Dataset entries on figures:

= = =

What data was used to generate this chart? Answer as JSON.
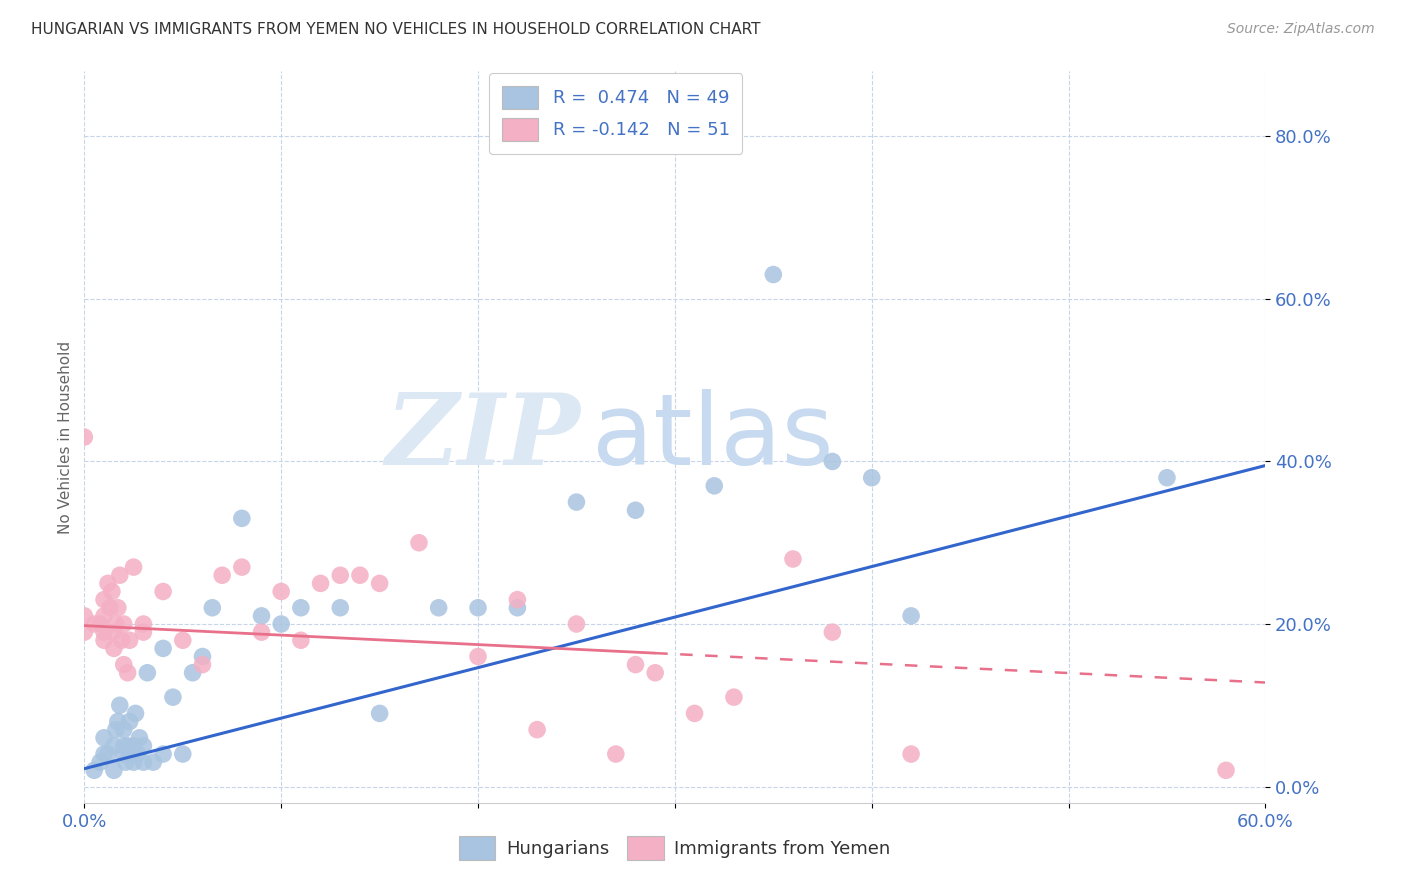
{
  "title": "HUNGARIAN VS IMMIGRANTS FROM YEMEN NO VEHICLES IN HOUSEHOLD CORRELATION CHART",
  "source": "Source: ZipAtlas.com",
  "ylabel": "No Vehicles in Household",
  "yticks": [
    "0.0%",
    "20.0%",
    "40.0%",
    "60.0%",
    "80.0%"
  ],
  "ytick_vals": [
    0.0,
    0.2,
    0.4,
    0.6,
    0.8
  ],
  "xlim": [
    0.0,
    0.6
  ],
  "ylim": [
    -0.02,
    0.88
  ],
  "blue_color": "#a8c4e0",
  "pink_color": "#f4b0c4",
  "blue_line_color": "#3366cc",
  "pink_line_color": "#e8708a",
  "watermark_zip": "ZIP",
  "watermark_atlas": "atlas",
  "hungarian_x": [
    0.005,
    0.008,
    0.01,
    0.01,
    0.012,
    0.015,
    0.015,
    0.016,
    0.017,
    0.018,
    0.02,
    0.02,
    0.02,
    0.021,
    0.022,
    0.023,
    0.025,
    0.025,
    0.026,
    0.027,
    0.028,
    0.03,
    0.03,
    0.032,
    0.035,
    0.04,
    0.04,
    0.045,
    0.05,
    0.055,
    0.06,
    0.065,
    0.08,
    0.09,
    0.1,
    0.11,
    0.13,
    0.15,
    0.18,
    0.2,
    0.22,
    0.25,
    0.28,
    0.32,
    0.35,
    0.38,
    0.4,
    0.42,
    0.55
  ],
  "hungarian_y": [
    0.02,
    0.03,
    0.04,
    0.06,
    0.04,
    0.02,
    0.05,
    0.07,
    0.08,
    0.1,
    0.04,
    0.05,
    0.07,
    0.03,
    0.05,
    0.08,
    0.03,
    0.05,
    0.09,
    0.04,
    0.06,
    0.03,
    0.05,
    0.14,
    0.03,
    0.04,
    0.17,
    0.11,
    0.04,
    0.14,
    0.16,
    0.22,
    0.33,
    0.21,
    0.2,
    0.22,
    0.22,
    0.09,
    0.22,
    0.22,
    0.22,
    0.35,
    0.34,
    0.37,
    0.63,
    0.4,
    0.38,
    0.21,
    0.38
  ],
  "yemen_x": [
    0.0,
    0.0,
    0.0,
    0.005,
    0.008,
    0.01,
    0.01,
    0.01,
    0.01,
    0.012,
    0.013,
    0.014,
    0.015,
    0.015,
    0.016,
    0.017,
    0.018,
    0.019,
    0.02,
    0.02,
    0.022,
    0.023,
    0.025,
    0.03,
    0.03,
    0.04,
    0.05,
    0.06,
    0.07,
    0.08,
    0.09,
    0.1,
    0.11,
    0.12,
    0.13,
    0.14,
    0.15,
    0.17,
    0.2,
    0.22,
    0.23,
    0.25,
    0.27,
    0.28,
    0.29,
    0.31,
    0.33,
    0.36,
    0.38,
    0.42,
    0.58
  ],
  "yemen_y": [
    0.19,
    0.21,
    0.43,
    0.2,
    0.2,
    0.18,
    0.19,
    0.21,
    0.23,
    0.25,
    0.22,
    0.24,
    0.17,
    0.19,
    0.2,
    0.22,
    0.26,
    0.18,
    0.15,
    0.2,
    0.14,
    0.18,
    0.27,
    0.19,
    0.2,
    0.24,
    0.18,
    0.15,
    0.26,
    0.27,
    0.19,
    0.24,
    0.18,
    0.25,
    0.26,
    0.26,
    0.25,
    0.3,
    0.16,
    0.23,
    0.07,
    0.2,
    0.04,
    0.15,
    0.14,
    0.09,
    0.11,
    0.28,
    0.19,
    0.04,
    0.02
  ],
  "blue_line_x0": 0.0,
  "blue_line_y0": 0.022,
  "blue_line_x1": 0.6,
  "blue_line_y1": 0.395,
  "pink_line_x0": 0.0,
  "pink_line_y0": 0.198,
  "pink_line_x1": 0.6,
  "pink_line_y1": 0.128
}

= = =

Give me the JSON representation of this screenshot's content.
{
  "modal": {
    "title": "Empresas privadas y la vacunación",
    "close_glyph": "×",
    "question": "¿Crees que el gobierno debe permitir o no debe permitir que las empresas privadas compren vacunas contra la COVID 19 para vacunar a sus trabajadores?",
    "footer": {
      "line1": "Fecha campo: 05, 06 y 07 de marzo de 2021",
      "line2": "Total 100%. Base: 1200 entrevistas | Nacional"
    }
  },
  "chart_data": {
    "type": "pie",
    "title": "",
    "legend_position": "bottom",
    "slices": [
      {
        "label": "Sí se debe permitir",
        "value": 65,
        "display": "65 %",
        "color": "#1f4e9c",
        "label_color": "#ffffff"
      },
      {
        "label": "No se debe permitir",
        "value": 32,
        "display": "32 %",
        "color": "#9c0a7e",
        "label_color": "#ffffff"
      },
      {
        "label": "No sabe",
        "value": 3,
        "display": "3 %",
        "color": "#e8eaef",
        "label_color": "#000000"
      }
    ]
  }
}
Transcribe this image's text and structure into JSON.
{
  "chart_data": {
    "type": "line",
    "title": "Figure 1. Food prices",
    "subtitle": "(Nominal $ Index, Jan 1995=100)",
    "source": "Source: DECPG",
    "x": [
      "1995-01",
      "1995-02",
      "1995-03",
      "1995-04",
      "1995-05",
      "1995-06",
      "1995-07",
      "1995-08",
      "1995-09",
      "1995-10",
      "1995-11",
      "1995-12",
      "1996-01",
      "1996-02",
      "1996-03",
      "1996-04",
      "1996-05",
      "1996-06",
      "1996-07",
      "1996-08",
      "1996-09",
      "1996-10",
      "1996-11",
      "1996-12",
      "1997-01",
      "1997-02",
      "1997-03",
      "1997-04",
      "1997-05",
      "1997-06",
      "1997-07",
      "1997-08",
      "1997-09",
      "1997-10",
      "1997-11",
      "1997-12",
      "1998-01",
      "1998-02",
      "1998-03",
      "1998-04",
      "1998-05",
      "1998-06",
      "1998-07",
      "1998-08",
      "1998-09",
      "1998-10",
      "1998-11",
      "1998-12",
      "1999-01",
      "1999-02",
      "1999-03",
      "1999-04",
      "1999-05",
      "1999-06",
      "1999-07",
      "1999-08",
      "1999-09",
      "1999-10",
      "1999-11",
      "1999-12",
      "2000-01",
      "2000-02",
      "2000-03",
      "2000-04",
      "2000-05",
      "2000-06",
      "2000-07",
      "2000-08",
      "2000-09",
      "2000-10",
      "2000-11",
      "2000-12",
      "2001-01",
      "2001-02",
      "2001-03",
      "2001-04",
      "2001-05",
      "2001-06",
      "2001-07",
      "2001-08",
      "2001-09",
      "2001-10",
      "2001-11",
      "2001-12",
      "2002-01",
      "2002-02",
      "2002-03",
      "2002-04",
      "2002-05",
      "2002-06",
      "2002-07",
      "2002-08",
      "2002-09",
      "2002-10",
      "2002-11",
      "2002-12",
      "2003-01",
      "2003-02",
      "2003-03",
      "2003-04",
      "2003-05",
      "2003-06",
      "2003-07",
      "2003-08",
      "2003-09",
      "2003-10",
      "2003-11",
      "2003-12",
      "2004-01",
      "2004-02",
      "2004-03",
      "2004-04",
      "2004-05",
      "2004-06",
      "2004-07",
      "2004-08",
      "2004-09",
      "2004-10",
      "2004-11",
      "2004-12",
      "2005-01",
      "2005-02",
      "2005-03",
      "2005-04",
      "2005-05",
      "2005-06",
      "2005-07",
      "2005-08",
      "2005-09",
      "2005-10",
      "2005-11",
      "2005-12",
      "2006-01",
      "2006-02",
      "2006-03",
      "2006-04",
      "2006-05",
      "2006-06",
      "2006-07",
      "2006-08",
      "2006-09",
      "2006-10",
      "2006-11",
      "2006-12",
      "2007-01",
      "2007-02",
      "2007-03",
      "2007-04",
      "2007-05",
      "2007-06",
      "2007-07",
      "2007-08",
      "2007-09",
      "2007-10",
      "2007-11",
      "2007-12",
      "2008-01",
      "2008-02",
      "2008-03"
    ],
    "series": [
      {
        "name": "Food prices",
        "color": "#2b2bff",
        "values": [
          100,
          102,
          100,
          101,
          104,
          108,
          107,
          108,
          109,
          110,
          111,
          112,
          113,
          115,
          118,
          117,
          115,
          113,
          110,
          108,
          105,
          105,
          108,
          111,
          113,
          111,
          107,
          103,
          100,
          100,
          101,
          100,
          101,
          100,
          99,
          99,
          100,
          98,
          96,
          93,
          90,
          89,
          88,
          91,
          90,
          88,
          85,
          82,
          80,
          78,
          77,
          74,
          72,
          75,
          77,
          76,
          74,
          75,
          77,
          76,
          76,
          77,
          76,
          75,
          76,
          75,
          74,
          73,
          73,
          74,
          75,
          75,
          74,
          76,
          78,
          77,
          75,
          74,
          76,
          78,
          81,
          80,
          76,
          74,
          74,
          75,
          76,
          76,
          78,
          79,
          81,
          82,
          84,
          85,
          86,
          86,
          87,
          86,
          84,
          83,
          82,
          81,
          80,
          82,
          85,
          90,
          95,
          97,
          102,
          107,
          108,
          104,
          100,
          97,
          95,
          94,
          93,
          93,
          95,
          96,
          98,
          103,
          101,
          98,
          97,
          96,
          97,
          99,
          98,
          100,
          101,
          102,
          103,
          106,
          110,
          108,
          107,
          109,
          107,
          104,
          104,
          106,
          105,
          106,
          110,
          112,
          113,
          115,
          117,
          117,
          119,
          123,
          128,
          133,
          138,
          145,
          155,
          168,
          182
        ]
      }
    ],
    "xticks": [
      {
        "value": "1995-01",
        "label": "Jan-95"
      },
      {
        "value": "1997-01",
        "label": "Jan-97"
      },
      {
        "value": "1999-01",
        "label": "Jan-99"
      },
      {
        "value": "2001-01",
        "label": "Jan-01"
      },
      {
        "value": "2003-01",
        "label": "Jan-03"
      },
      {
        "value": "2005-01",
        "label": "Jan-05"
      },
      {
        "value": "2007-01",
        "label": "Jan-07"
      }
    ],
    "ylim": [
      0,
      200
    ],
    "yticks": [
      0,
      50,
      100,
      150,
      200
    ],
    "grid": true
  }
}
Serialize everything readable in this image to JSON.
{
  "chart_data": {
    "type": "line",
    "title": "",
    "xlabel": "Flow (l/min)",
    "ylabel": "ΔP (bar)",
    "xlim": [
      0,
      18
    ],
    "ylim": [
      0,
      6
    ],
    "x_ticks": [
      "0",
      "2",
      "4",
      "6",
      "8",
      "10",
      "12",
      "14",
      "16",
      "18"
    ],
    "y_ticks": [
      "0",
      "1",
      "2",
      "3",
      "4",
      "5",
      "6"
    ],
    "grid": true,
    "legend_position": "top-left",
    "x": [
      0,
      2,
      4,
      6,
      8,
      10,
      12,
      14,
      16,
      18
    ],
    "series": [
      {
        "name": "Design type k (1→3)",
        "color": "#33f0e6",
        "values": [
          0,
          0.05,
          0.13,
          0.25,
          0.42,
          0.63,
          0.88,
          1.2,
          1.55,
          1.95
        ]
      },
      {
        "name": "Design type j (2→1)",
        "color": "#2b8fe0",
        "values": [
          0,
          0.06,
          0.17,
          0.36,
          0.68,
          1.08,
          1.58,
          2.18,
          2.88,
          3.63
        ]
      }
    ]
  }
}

= = =

Task prompt — Only the number is needed: state how many lines in the listing contain "Design".

Answer to this problem — 2